• WHAT IS BEING ASKED: Extract and list every line that contains the word "this".

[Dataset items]
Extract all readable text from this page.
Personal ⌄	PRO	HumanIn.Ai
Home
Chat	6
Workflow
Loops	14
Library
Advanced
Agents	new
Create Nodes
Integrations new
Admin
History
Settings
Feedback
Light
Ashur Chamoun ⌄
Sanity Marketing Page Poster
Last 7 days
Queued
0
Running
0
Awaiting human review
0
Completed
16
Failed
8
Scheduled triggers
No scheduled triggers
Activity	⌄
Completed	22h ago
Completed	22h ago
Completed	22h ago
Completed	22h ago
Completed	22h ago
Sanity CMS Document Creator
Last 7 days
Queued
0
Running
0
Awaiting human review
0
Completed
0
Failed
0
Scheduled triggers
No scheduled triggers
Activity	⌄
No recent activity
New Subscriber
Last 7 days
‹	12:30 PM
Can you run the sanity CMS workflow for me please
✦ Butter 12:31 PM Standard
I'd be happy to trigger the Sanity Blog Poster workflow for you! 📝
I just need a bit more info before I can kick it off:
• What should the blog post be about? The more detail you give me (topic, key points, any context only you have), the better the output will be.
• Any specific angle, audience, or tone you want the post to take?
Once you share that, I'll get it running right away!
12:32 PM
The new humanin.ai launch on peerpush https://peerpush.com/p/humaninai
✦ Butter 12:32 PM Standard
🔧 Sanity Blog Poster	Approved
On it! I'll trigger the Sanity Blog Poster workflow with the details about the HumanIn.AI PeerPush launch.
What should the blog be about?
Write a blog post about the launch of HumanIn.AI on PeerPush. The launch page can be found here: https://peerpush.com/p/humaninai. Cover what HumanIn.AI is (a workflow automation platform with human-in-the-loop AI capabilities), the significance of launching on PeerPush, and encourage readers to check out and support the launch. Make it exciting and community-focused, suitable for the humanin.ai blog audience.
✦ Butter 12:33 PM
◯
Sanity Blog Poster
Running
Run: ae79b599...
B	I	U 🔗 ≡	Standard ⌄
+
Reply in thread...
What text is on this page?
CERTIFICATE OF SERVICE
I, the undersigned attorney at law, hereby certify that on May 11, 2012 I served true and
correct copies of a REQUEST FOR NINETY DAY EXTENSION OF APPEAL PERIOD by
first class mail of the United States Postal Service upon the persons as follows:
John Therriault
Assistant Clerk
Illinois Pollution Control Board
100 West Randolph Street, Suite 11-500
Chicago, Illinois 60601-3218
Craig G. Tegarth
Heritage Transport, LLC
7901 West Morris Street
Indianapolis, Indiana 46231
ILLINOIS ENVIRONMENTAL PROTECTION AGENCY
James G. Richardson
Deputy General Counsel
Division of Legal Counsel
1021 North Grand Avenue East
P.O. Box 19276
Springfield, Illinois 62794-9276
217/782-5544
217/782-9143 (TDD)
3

• TASK ANSWER:
Extract all readable text from this page.
What text is on this page?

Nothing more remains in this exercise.